▸ Dataset records
▬▬▬▬▬▬

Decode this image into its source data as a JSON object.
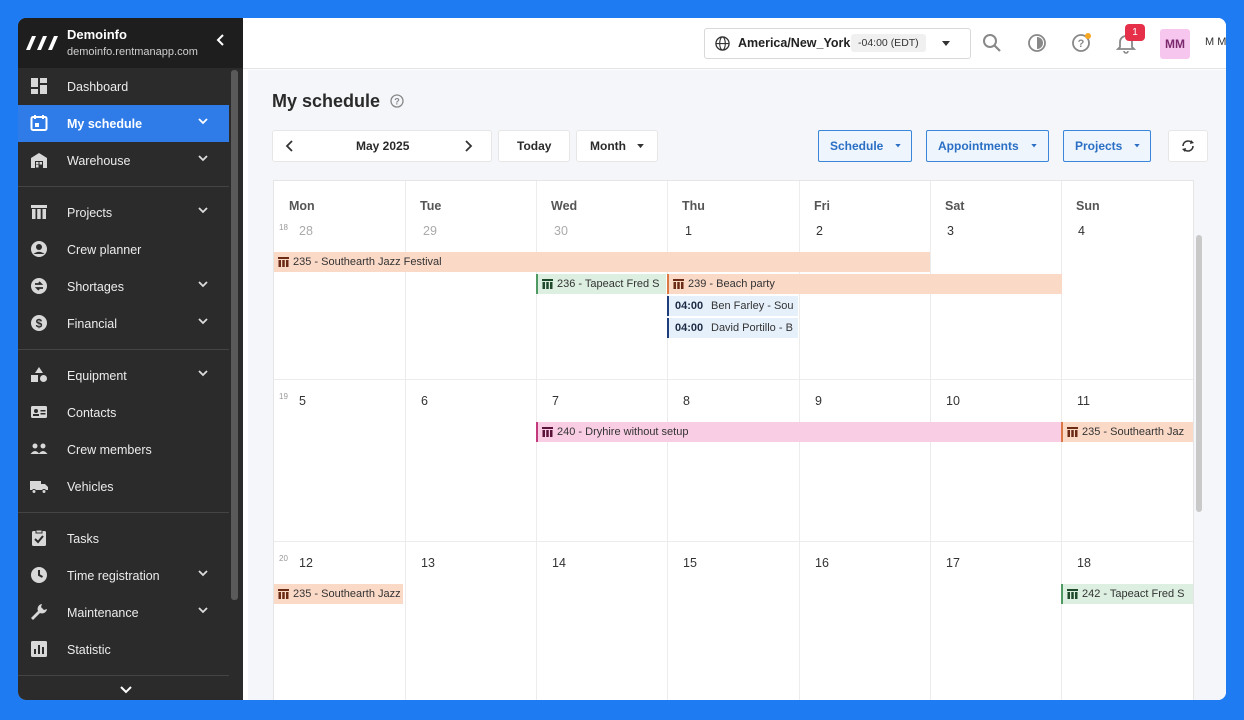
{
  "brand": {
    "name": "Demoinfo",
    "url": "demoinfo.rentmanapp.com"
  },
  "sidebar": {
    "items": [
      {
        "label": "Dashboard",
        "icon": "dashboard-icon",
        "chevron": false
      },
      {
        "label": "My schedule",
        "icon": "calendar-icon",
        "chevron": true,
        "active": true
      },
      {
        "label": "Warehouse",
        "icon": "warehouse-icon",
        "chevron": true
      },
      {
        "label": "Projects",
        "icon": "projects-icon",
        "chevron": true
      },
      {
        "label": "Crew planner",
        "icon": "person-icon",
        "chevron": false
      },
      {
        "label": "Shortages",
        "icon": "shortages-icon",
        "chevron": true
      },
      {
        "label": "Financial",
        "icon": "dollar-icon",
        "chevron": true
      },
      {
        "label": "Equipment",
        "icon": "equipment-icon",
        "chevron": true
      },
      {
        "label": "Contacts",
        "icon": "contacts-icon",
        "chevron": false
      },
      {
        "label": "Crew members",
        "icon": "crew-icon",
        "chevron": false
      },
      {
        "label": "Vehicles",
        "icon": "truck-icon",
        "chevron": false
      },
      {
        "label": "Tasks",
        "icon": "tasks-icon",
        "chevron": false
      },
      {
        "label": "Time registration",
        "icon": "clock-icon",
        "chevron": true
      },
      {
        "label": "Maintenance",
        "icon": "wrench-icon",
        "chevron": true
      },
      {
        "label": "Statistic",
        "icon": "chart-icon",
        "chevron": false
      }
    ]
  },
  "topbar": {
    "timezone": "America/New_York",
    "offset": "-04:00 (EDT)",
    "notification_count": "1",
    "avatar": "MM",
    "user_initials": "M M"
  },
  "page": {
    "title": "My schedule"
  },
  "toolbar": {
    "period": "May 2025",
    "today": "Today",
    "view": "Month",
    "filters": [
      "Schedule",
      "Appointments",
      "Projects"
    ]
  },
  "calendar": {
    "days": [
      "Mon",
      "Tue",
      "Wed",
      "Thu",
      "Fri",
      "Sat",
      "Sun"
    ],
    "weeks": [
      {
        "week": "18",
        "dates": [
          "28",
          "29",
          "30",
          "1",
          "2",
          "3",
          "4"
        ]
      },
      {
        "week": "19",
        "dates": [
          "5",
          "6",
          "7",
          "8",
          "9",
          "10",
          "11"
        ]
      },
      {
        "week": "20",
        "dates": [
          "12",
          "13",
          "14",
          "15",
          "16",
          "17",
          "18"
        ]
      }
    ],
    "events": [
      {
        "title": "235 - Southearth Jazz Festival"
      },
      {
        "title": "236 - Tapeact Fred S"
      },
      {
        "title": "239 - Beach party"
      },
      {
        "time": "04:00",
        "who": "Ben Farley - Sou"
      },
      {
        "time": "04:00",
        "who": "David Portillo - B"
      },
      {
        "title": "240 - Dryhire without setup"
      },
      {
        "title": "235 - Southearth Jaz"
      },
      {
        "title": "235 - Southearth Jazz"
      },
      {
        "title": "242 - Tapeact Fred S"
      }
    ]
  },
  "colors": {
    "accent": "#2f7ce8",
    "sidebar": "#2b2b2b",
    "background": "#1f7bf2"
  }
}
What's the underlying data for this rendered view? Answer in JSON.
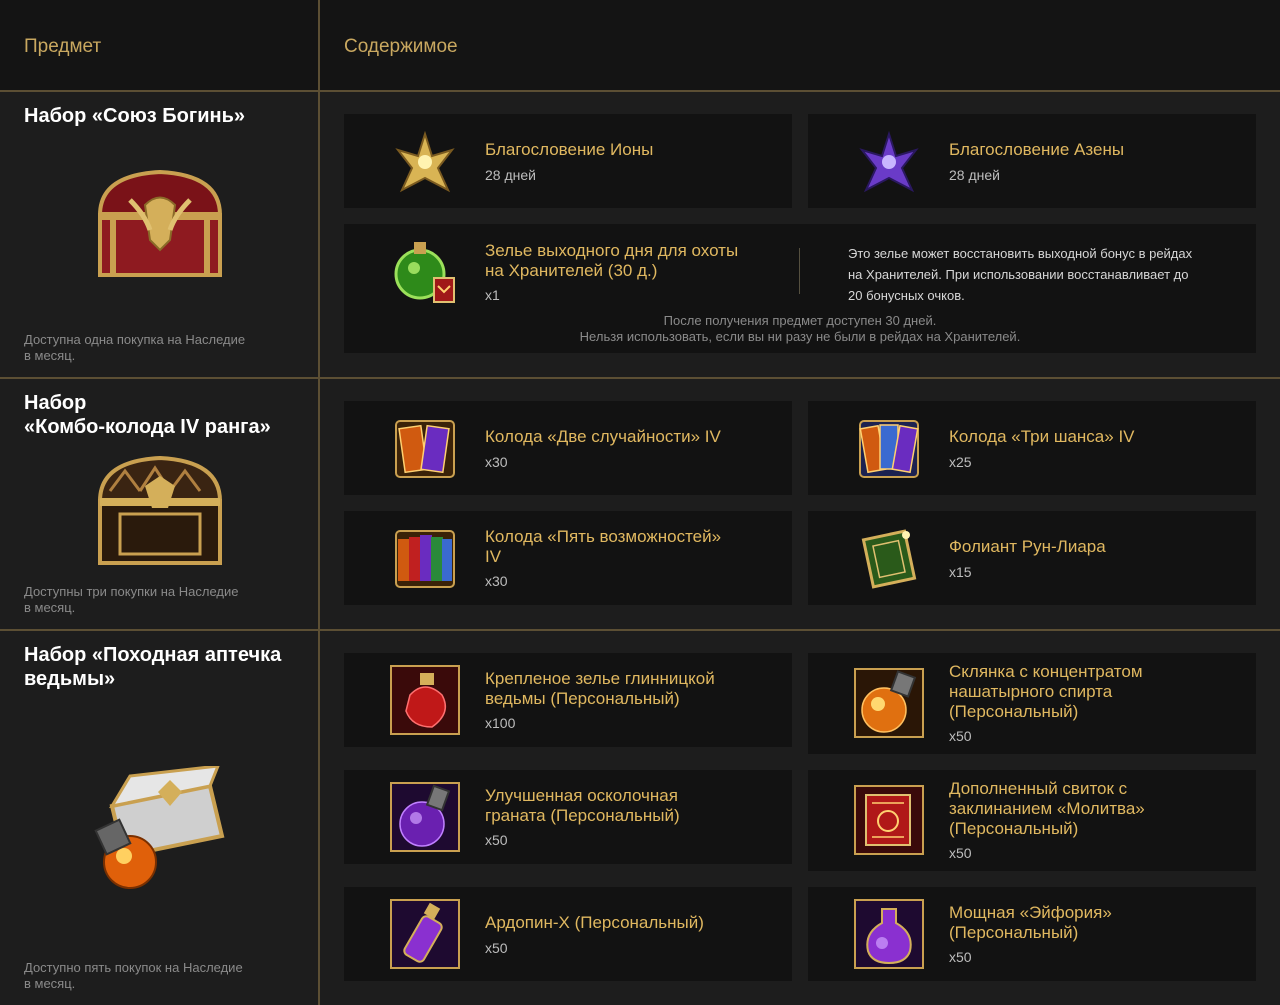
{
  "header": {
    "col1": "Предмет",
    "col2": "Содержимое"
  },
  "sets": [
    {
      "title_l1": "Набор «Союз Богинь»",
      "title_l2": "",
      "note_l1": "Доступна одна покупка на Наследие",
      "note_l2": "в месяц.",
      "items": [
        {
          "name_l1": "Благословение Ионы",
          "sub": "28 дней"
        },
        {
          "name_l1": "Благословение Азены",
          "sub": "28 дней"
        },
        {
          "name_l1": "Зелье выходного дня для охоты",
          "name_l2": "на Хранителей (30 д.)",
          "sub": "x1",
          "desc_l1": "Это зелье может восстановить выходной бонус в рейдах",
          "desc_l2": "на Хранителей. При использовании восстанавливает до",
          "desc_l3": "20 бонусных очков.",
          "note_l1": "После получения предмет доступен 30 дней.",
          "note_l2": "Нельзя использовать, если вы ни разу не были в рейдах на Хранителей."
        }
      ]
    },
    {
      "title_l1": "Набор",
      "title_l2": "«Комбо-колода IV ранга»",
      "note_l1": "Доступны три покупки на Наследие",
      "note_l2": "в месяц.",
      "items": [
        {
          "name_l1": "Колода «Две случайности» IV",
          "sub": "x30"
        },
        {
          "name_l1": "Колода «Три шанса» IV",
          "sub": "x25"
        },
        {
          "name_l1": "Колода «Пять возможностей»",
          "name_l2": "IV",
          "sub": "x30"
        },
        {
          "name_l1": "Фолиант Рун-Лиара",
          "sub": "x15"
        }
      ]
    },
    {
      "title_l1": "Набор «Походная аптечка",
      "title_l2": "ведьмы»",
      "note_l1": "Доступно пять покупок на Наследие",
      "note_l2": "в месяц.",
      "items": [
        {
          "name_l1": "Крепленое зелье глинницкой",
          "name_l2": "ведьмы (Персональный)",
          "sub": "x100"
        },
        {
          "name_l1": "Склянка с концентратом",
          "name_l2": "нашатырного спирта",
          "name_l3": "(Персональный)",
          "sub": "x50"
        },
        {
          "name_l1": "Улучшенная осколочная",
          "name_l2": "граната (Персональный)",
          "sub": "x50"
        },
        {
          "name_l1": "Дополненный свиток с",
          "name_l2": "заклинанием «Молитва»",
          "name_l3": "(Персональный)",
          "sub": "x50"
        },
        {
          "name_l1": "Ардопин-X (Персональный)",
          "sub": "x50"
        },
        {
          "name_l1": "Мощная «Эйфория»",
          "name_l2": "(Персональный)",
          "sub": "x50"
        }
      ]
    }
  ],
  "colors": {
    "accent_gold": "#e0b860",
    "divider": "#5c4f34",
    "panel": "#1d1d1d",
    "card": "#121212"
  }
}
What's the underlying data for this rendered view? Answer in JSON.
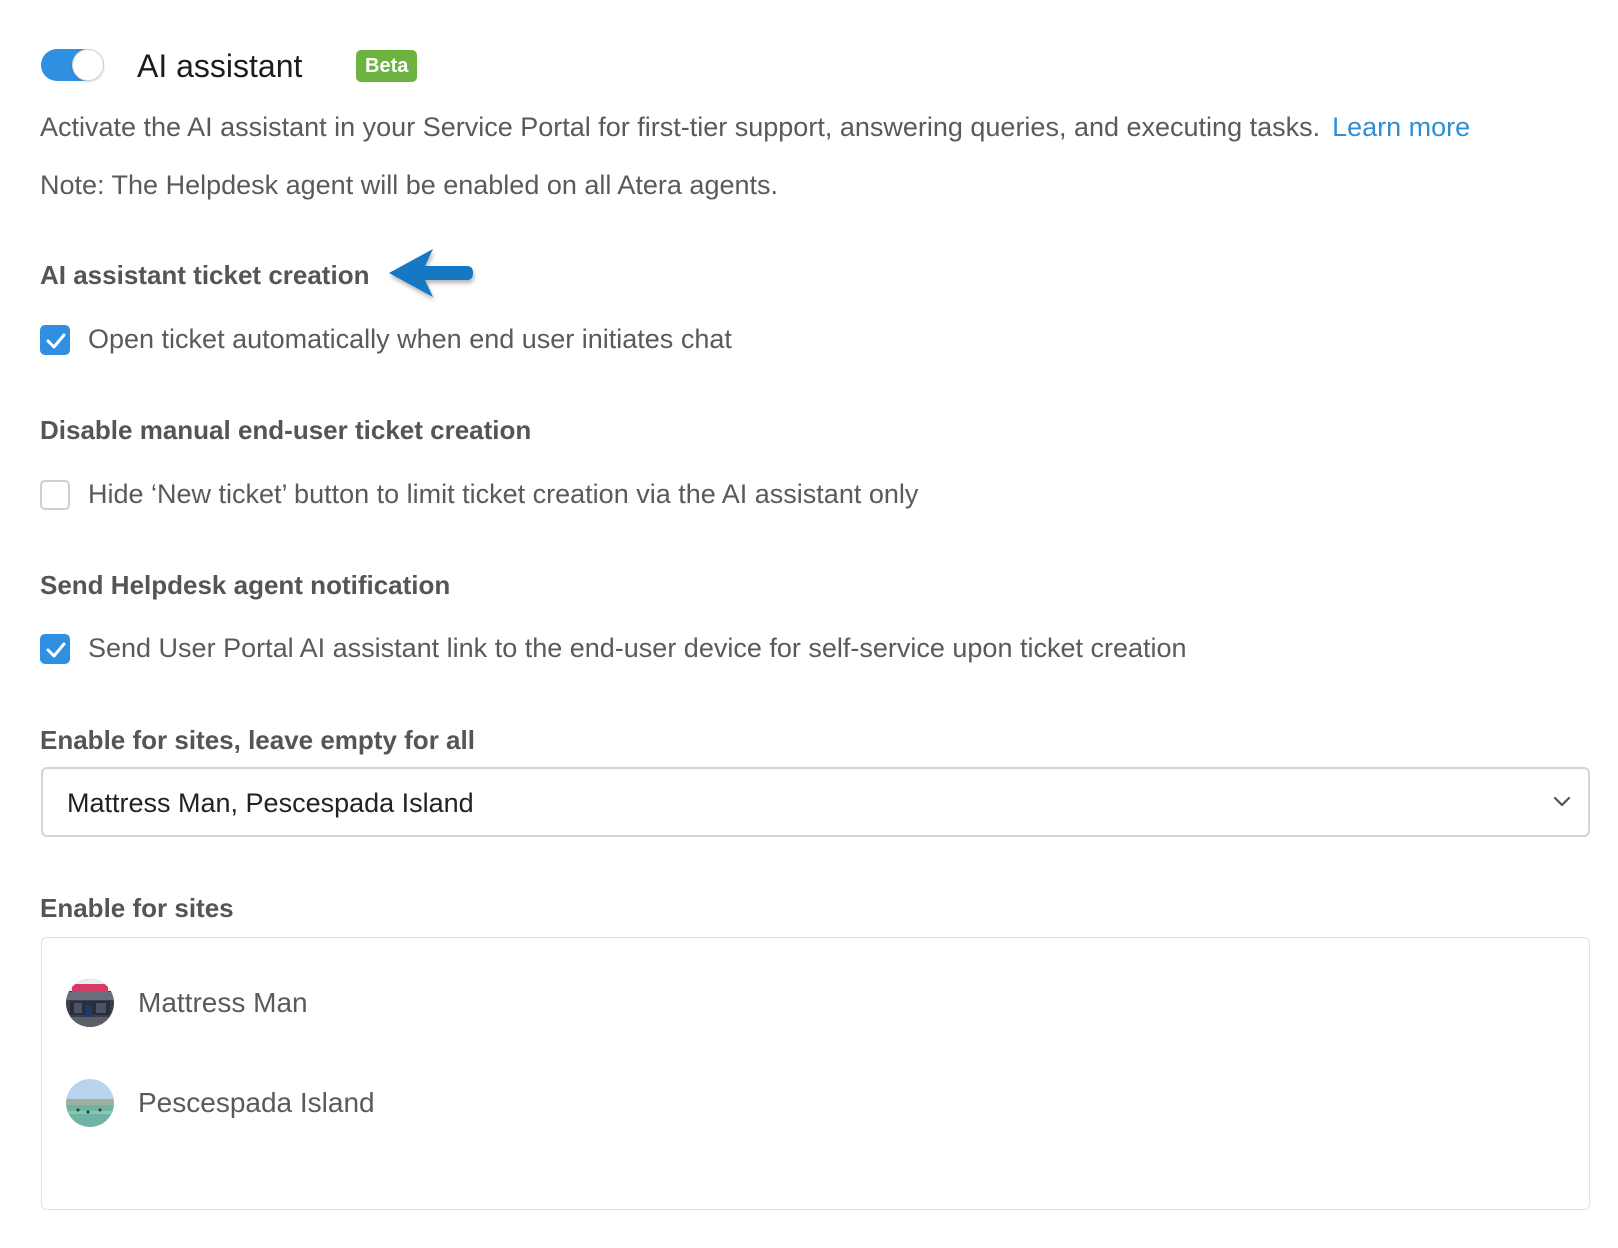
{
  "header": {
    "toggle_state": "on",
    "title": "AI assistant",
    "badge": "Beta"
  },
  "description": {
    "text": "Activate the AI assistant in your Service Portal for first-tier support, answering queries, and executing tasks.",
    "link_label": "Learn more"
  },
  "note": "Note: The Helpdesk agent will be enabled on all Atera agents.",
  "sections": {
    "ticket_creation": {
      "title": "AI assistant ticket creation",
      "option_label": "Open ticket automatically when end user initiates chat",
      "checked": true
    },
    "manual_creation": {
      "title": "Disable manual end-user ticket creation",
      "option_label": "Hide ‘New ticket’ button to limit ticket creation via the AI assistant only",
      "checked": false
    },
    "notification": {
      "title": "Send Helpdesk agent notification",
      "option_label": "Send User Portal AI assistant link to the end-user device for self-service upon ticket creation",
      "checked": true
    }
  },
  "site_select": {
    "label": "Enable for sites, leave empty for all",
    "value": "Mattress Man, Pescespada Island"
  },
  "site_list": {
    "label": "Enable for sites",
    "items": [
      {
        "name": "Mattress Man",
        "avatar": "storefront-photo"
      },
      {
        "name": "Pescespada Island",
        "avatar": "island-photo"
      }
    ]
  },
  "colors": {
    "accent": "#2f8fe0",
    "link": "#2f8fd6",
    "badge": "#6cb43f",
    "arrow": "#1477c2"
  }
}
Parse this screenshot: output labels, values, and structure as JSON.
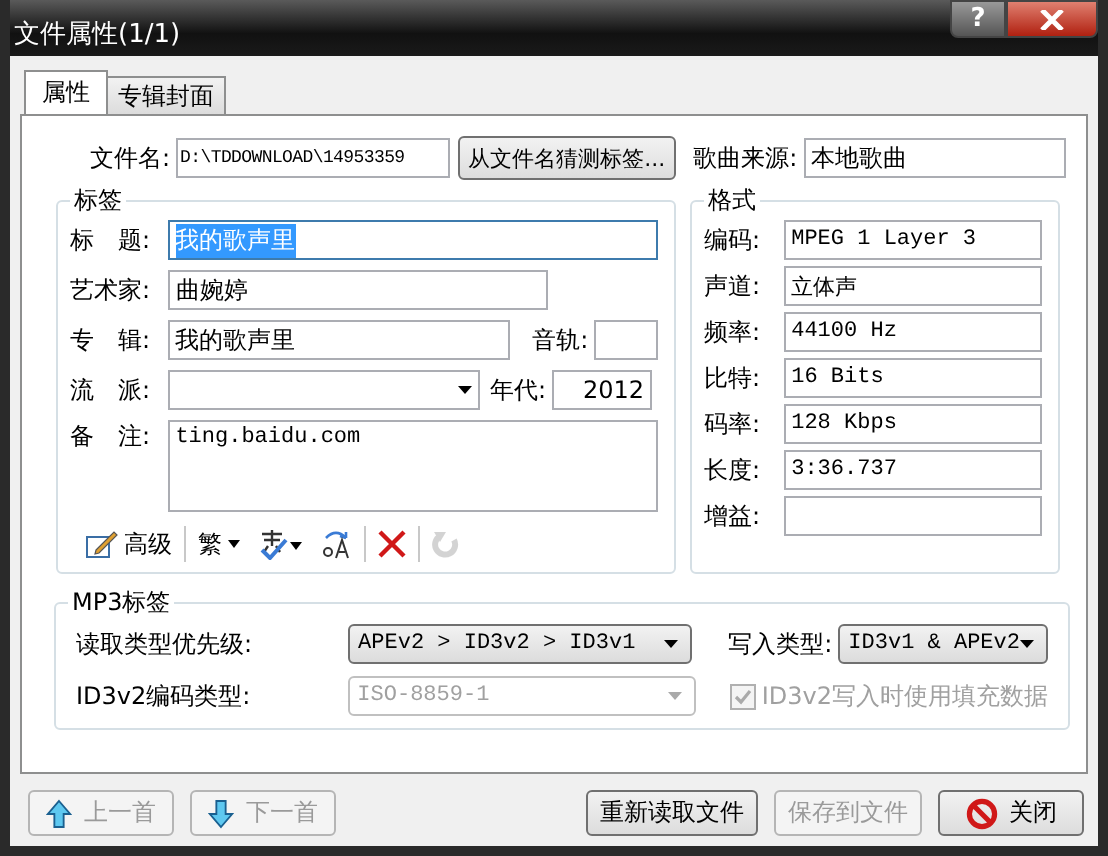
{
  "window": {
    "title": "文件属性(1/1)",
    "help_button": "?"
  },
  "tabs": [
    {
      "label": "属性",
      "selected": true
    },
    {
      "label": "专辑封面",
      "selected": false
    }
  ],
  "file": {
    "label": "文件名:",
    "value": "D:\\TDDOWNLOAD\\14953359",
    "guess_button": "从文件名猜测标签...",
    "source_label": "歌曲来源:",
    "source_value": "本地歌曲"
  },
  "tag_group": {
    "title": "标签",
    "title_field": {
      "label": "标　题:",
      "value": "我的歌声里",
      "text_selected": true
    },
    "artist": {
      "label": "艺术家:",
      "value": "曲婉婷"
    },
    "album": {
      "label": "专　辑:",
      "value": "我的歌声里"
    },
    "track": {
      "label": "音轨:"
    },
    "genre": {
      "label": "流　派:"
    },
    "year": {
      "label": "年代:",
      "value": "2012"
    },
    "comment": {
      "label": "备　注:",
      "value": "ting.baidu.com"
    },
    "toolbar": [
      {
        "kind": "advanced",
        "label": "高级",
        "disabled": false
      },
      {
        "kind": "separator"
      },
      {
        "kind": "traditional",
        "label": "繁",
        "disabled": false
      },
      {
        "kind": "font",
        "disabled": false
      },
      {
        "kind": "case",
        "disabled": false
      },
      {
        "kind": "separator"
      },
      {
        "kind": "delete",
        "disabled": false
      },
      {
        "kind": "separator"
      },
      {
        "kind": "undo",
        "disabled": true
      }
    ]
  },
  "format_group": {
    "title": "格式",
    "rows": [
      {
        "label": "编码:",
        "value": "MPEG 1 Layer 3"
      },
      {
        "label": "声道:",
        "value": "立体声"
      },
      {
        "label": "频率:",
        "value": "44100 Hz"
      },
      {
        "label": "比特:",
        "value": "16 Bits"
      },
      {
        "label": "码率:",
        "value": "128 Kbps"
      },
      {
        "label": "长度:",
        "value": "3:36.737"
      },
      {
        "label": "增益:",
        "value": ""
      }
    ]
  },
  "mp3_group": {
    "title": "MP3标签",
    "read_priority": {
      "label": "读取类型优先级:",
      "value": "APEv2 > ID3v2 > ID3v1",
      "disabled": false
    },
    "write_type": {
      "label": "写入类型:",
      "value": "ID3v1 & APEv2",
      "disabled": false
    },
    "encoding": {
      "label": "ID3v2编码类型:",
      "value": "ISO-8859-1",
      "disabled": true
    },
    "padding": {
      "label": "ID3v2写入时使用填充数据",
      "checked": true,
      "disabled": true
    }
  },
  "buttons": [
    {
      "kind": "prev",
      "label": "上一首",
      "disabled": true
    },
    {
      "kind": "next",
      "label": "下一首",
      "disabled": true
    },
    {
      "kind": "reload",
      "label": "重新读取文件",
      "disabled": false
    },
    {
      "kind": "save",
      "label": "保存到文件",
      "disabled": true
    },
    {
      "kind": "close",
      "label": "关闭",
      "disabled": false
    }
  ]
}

▬▬▬▬▬▬

▸ WHAT TO DO
Pick out every line above that holds the word "Персональный" and copy it.

▸ EXPECTED ANSWER
          "name_l2": "ведьмы (Персональный)",
          "name_l3": "(Персональный)",
          "name_l2": "граната (Персональный)",
          "name_l3": "(Персональный)",
          "name_l1": "Ардопин-X (Персональный)",
          "name_l2": "(Персональный)",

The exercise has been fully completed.